When you apply for a loan, most reputable lenders check your credit scores. You’re likely to have multiple scores that may vary for several reasons, including …
- Different companies, such as FICO and VantageScore Solutions, use different scoring models.
- Credit-reporting companies may not all have the exact same data about you.
- Different companies may generate your scores at different times, which could mean different information is available.
Scores typically range from 300 to 850. Scores midrange or lower could make it difficult for you to qualify for personal loans from big banks and other traditional lenders.
If you have little to no credit history, you may not have any scores. Or if your credit reports contain negative information, your scores may be too low to qualify. Paying your bills late, having civil judgments against you, and maxing out your credit cards can all reduce your credit scores.
This doesn’t mean you can’t get a personal loan. In fact, there’s an entire industry of personal loan lenders catering to borrowers with bad credit, though these loans can have very high interest. But it does mean you’ll need to be much more careful about what lender you borrow from if you don’t want to get a loan that compounds your financial problems.
Where can you look for a personal loan with bad credit?
Personal loans are traditionally available from a variety of financial institutions, including …
- National banks and community banks
- Credit unions
- Online lenders
Both national and community banks often have strict lending standards. For example, Wells Fargo explains that borrowers could have difficulty obtaining an unsecured personal loan with credit scores of 620 or below.

:: Dataset content ::
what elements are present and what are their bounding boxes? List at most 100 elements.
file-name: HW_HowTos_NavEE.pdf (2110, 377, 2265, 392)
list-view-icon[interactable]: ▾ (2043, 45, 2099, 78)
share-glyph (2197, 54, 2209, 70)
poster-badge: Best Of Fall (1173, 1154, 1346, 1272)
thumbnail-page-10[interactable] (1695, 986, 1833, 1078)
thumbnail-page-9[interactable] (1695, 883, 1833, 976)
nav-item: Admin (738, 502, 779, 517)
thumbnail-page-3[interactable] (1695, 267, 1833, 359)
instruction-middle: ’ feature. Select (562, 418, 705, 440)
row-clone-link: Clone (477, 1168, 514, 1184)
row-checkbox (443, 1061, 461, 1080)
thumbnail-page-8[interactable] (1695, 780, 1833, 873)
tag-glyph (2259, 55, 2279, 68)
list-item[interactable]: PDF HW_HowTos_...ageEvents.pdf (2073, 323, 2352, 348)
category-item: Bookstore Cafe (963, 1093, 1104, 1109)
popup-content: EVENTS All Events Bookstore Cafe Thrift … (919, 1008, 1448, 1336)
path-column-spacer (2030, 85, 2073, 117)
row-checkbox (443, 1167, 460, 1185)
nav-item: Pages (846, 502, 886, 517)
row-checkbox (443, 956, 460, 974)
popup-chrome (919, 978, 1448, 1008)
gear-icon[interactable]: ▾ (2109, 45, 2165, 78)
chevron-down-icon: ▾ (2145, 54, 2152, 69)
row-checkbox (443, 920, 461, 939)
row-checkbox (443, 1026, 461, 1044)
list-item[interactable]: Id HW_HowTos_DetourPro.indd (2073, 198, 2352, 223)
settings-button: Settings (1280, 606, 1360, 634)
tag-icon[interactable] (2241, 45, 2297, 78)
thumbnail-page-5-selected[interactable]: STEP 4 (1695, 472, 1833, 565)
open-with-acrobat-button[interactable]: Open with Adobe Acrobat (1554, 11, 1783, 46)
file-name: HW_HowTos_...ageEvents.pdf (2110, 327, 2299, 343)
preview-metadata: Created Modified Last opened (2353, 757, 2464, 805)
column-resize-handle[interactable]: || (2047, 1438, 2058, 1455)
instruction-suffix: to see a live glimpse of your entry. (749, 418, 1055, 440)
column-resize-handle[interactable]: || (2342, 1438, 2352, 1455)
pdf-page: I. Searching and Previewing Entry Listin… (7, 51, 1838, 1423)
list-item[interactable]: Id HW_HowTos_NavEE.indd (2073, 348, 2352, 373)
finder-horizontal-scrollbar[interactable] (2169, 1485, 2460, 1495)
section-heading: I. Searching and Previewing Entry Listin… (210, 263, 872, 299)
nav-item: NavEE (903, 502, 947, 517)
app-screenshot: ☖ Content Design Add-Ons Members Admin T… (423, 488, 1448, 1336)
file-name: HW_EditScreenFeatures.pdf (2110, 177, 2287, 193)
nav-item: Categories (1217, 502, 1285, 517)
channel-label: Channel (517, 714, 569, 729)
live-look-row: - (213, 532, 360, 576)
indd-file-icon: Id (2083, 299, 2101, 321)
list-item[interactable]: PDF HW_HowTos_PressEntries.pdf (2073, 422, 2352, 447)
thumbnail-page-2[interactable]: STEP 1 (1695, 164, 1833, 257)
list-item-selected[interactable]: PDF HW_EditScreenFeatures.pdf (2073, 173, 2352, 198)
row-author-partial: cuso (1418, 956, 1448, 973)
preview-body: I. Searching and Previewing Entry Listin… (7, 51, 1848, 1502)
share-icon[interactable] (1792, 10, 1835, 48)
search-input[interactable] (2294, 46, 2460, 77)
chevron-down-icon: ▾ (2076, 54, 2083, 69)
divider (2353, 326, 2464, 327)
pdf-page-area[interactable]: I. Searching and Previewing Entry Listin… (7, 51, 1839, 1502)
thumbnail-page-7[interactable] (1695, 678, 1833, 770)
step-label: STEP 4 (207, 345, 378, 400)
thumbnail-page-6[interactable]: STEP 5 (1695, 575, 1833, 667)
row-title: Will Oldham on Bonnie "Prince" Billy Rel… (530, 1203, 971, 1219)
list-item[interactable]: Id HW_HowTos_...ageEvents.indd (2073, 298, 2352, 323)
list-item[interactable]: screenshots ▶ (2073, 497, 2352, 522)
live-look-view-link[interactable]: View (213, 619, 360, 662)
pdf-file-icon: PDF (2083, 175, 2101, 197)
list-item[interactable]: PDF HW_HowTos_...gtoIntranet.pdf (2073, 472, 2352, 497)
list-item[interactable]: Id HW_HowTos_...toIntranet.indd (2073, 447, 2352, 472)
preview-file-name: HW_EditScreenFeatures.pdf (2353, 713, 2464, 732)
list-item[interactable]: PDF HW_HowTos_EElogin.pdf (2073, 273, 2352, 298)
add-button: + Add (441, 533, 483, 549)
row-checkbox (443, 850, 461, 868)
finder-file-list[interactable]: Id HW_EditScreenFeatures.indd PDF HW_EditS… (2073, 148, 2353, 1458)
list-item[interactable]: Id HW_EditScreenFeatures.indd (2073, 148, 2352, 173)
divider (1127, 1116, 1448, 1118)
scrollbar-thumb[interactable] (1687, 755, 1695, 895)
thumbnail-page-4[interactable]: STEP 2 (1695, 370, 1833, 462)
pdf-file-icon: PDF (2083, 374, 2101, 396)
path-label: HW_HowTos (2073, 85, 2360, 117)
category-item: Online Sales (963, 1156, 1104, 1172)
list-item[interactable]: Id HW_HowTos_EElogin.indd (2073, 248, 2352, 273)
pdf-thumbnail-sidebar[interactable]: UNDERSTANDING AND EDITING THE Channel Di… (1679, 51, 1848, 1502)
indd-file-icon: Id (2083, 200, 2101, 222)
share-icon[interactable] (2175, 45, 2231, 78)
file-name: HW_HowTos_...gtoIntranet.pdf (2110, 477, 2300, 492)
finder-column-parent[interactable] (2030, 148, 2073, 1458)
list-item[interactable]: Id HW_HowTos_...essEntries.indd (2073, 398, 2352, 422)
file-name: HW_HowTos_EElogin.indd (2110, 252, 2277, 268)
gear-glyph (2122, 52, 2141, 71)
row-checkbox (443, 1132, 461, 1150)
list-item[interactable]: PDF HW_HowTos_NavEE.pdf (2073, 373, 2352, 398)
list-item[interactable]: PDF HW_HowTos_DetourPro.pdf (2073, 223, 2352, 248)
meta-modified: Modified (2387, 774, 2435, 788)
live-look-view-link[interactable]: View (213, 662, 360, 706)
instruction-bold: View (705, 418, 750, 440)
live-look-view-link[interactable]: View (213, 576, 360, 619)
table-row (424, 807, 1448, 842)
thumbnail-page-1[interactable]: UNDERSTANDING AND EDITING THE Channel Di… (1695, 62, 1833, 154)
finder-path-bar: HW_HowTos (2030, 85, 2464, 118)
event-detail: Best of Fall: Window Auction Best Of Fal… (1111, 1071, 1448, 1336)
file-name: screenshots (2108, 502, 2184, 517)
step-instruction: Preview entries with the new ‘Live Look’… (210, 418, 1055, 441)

:: Directives ::
1) According to the passage on credit scores and personal loans, what range do scores typically fall within?
2) Name every action that the passage on credit scores and personal loans says can lower your credit scores.
3) Translate this sentence from the passage on credit scores and personal loans into Spanish: "Both national and community banks often have strict lending standards."

:: Answers by task ::
1) 300 to 850

2)
- Paying your bills late
- Having civil judgments against you
- Maxing out your credit cards

3) Tanto los bancos nacionales como los bancos comunitarios suelen tener normas estrictas para otorgar préstamos.